### TASK OBJECTIVE
From the records, pick out and copy each line containing "JSON".

### Stored data
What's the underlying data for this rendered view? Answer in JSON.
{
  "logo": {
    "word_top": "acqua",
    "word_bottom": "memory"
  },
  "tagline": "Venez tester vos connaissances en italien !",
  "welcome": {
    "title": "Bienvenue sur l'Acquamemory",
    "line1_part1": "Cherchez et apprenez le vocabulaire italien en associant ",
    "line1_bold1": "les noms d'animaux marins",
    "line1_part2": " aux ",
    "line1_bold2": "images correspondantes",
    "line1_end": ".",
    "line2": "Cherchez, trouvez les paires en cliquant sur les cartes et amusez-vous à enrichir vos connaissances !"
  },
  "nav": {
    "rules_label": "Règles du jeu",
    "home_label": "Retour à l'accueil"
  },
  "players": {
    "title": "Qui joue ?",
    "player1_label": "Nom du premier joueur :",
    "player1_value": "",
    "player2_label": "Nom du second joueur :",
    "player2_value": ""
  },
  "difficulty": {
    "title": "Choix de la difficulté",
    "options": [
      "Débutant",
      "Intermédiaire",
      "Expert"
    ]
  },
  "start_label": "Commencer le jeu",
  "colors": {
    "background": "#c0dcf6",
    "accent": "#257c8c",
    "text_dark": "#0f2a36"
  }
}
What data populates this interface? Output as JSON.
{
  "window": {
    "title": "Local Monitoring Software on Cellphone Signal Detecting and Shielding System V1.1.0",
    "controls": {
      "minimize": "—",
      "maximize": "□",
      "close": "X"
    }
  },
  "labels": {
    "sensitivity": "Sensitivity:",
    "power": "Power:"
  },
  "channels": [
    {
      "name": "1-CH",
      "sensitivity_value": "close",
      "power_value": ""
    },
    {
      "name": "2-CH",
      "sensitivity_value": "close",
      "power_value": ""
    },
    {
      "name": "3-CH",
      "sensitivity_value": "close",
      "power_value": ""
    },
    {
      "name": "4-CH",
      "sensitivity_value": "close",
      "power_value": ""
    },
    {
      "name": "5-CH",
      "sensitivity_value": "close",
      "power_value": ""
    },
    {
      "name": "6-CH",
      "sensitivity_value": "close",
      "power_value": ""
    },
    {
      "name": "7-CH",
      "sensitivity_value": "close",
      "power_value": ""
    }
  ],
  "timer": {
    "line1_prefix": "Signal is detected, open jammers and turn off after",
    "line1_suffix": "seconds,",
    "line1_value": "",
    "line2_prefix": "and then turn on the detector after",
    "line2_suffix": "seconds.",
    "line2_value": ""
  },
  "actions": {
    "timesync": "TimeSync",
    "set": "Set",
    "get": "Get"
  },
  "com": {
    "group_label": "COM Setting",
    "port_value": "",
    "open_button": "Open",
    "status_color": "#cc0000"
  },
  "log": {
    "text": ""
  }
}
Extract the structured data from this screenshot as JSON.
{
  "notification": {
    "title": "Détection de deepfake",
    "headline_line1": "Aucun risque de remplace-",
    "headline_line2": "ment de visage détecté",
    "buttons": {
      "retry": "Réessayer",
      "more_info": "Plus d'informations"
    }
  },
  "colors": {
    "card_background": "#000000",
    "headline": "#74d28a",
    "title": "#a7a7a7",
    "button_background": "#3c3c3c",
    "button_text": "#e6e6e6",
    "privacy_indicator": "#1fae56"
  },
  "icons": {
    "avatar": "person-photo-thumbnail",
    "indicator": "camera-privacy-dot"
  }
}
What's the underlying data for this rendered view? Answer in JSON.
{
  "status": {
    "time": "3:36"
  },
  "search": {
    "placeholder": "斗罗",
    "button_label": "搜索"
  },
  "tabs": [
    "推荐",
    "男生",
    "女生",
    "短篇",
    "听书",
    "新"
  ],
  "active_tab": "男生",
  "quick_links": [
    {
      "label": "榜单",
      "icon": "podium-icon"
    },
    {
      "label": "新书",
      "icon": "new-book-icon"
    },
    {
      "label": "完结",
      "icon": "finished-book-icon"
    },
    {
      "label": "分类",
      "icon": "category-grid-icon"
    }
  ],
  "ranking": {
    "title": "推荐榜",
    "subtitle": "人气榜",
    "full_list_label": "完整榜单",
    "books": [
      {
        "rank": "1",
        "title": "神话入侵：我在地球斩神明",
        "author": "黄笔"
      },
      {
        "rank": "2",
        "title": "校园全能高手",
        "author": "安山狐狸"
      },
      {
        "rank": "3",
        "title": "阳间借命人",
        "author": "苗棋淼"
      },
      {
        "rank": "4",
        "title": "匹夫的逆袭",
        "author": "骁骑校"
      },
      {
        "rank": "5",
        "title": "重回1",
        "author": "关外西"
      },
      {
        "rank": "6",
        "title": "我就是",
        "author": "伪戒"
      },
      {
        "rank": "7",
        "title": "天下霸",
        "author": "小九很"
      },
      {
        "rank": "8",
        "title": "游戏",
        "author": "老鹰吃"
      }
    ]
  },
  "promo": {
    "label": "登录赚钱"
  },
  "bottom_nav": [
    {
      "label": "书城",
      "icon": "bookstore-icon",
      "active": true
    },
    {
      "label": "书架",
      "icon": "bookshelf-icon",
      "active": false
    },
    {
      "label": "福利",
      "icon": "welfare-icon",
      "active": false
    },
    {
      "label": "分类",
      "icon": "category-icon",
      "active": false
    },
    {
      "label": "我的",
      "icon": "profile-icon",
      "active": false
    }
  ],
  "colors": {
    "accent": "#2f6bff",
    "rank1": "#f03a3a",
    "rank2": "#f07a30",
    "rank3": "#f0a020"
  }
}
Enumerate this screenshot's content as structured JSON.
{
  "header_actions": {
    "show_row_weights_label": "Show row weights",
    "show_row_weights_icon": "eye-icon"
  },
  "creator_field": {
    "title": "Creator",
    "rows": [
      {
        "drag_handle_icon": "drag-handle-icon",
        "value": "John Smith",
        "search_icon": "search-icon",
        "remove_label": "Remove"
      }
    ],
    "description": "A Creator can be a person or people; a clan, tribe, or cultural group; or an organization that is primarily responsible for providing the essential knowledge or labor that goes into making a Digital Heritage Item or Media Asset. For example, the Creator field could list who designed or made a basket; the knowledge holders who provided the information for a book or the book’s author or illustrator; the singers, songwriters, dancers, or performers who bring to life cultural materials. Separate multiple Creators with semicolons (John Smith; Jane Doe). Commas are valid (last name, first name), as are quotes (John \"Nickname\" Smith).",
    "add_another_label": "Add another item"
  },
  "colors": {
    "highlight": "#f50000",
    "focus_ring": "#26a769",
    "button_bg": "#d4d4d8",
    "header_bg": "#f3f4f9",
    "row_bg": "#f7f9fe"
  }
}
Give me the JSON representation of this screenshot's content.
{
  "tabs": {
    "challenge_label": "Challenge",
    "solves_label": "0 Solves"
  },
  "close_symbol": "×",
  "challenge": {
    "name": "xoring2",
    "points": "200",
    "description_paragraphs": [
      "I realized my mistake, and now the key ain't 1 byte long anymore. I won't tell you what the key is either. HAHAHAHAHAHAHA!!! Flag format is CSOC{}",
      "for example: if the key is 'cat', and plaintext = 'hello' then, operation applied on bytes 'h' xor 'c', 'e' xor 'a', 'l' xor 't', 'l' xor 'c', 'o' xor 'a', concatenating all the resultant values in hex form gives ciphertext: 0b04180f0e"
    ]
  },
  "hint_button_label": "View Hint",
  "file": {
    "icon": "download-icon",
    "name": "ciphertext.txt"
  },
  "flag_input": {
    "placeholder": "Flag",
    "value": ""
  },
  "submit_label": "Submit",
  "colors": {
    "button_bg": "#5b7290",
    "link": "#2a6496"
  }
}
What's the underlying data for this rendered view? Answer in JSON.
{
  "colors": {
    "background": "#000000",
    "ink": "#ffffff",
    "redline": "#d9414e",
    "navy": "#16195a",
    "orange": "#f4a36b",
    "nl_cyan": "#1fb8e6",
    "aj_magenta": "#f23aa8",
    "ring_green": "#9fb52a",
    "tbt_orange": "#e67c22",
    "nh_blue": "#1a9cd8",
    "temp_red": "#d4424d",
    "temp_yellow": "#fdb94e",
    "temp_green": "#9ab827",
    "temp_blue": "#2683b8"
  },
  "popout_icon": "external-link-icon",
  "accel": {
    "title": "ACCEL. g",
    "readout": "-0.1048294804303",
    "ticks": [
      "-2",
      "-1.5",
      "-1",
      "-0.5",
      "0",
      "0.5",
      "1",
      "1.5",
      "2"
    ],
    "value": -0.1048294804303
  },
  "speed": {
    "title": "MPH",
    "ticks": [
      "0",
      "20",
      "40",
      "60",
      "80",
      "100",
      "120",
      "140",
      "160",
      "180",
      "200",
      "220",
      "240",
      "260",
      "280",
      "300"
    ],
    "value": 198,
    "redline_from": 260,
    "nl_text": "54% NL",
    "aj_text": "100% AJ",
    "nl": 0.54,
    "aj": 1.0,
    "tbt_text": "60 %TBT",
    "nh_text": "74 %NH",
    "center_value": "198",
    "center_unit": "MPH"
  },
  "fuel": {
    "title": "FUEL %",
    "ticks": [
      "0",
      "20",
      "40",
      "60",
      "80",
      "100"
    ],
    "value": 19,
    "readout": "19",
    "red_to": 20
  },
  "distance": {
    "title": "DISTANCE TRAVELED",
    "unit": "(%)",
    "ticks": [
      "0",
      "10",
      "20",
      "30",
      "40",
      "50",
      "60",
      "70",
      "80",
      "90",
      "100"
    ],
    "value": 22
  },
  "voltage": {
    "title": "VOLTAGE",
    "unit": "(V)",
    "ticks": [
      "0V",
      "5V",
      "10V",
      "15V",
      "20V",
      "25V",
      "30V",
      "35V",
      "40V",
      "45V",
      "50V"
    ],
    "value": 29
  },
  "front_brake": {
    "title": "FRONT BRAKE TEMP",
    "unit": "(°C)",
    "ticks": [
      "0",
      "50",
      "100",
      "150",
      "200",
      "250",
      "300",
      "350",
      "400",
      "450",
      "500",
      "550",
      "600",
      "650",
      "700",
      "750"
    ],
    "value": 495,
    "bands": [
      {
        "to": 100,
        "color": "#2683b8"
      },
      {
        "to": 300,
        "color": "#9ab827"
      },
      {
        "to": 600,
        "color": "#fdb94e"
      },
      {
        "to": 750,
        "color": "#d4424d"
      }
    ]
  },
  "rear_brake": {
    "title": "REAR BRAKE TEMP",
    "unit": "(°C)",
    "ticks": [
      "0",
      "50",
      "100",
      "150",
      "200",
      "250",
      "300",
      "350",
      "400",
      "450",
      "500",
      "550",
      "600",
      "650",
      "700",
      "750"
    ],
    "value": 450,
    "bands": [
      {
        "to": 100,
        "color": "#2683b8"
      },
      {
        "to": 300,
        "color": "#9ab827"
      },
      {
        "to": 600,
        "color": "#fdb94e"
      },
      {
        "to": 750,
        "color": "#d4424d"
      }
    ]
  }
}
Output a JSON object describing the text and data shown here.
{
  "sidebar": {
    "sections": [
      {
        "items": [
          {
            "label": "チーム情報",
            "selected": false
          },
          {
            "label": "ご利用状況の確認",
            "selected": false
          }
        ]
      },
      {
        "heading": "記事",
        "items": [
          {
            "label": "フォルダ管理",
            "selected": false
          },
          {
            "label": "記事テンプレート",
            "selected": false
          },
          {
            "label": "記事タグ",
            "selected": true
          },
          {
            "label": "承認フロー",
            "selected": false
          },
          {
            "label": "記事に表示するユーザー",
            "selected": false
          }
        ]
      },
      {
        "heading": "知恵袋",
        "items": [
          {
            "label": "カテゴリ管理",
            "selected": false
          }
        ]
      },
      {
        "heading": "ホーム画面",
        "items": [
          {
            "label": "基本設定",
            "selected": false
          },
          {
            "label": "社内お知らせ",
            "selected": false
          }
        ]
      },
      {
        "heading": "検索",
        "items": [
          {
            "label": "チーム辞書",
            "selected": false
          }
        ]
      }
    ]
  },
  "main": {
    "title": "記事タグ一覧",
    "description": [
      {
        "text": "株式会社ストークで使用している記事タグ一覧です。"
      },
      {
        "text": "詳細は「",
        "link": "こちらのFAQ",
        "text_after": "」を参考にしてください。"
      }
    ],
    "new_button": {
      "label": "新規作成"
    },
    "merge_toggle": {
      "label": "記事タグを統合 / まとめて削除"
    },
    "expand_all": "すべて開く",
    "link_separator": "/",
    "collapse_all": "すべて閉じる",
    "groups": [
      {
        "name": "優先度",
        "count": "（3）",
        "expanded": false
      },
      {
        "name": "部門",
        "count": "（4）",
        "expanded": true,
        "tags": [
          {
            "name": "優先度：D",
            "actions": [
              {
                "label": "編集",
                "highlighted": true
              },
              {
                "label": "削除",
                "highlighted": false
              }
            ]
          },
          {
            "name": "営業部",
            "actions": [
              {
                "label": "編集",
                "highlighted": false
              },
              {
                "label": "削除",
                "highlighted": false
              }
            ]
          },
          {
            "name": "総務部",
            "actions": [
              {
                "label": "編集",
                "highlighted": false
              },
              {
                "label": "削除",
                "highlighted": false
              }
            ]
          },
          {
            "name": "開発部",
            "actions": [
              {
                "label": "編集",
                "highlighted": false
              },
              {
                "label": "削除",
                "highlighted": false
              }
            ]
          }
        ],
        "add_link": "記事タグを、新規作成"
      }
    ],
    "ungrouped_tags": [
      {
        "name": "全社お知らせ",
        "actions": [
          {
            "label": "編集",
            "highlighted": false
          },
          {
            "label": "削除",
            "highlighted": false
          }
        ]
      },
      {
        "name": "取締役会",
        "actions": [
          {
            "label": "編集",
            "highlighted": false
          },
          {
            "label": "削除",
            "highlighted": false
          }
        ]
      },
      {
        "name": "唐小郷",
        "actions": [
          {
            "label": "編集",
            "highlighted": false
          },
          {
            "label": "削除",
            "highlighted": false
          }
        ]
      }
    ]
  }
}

### FINAL ANSWER
What's the underlying data for this rendered view? Answer in JSON.
What data populates this interface? Output as JSON.
Extract the structured data from this screenshot as JSON.
What's the underlying data for this rendered view? Answer in JSON.
Enumerate this screenshot's content as structured JSON.
Give me the JSON representation of this screenshot's content.
What's the underlying data for this rendered view? Answer in JSON.
Output a JSON object describing the text and data shown here.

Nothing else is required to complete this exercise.